Aim —
Identify each line below containing the string "определения" and copy it.

** BEGIN Items **

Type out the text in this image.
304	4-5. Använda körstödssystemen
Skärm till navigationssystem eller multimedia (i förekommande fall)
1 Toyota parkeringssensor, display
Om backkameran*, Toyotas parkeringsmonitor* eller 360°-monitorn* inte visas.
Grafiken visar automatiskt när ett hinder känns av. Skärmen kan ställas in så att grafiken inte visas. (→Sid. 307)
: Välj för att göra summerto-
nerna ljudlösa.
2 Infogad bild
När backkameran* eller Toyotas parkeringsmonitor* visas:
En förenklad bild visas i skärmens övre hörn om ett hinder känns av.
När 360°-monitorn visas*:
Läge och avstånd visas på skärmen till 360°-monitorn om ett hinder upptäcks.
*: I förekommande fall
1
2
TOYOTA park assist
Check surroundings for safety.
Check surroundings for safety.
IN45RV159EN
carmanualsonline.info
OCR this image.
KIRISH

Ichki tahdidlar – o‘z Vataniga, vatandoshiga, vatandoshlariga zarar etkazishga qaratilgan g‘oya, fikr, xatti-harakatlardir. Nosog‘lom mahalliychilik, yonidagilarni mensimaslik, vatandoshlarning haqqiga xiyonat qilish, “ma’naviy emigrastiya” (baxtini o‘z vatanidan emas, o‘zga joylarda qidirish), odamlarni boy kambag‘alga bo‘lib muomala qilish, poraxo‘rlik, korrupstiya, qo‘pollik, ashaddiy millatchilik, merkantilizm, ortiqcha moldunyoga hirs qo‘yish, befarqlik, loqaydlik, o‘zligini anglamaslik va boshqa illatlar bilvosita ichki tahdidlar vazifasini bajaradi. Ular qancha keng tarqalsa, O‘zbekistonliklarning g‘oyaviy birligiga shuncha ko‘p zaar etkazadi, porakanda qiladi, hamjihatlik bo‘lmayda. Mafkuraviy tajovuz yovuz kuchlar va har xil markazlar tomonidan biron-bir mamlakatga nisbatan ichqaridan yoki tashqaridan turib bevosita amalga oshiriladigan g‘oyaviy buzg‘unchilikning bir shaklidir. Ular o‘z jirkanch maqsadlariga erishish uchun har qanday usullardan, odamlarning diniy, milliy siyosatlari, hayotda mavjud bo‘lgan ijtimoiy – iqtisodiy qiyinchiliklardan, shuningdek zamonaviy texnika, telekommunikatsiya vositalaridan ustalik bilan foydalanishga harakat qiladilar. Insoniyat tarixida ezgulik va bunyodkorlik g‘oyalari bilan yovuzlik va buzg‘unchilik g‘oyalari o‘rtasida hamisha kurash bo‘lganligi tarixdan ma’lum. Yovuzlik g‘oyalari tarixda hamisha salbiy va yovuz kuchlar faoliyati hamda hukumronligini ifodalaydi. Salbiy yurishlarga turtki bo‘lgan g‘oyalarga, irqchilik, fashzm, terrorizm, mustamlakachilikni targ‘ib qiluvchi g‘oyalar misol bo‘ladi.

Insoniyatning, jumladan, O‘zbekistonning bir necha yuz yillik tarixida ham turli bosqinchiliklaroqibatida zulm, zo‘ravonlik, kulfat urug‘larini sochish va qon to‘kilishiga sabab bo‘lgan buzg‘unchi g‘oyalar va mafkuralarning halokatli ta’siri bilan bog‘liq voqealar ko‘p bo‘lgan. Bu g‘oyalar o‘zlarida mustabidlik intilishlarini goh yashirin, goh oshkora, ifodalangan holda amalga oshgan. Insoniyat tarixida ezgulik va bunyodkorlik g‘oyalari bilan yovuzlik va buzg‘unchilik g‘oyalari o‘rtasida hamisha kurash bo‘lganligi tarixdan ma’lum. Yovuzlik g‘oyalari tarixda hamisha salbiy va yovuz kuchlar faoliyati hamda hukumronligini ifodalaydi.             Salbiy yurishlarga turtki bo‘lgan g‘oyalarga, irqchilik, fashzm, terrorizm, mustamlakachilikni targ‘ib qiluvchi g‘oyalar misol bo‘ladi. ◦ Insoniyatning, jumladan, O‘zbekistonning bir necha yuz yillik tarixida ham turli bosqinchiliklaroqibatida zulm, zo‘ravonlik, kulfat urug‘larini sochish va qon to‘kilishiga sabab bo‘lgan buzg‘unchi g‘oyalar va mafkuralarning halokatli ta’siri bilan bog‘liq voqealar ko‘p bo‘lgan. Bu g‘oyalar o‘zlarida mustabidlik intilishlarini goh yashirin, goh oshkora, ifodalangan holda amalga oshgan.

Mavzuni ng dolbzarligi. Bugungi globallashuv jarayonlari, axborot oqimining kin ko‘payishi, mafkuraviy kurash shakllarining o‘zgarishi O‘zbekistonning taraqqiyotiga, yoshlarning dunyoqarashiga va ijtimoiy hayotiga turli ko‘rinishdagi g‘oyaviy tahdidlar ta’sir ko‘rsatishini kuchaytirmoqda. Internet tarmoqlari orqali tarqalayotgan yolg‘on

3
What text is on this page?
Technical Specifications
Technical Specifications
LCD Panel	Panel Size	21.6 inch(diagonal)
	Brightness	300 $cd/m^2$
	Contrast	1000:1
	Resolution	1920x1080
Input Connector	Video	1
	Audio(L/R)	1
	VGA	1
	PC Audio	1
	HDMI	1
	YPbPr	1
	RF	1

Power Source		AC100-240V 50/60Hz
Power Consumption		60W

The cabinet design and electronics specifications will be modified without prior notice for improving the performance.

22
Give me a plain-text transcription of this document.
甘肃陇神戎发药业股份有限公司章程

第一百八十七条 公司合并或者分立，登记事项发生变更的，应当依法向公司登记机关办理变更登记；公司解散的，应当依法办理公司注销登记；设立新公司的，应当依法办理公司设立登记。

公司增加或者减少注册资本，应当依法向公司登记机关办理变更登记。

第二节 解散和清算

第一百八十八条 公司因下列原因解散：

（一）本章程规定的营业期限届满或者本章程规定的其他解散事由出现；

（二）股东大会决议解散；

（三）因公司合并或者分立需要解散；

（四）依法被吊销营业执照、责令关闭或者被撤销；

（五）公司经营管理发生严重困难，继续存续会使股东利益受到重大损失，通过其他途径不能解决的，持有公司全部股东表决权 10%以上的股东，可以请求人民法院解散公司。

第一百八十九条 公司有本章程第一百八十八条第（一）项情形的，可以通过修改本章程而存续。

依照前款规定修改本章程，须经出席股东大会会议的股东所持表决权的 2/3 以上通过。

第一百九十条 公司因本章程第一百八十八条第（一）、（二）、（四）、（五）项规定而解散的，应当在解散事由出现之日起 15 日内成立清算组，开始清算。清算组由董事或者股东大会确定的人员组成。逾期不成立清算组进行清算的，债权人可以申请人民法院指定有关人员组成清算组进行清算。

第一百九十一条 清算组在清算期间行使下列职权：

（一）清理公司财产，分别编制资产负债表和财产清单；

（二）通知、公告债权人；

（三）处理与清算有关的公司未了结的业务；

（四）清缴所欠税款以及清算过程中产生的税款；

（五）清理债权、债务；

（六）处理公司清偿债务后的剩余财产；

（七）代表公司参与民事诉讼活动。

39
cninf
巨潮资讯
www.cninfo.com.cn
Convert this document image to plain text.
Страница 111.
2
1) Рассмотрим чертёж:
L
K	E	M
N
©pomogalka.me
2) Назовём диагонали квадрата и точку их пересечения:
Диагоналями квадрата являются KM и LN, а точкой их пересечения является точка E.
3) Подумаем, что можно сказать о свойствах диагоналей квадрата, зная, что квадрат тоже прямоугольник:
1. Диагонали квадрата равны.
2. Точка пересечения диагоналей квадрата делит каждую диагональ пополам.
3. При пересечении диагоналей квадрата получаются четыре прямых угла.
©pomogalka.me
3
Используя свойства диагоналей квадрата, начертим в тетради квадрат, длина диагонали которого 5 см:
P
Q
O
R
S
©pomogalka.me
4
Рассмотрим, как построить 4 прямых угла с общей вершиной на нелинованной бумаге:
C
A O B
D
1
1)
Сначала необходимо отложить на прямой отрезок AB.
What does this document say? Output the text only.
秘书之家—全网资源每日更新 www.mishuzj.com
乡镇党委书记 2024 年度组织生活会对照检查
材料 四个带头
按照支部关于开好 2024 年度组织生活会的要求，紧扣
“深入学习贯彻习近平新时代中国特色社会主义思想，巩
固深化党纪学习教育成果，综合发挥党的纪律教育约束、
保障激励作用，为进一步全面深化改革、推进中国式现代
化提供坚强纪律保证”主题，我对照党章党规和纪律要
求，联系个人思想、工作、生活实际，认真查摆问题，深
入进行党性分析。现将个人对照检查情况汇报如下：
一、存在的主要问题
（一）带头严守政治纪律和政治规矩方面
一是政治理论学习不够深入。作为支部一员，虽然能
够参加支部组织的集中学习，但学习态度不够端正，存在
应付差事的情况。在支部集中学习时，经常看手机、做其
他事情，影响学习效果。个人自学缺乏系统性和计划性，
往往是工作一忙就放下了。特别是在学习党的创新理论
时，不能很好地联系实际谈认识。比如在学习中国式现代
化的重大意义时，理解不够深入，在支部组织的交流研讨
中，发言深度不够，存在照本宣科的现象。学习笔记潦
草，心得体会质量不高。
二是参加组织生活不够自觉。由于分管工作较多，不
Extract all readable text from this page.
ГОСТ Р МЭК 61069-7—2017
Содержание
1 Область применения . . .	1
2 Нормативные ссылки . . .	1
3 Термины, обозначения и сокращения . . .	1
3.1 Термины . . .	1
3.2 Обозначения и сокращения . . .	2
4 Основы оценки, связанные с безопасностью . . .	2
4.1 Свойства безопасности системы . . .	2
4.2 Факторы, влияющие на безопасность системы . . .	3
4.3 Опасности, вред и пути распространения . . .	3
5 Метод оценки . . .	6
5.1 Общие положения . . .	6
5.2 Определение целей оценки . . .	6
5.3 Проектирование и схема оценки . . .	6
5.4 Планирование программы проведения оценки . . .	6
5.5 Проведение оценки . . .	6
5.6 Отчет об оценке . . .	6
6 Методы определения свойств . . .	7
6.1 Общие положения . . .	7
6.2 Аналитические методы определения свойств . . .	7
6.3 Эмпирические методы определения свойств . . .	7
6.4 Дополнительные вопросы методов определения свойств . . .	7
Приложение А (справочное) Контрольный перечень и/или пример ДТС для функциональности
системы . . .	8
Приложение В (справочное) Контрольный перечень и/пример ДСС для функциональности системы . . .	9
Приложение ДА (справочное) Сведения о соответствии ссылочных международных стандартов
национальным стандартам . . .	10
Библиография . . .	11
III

** END Items **

Problem solution —
6 Методы определения свойств . . .	7
6.2 Аналитические методы определения свойств . . .	7
6.3 Эмпирические методы определения свойств . . .	7
6.4 Дополнительные вопросы методов определения свойств . . .	7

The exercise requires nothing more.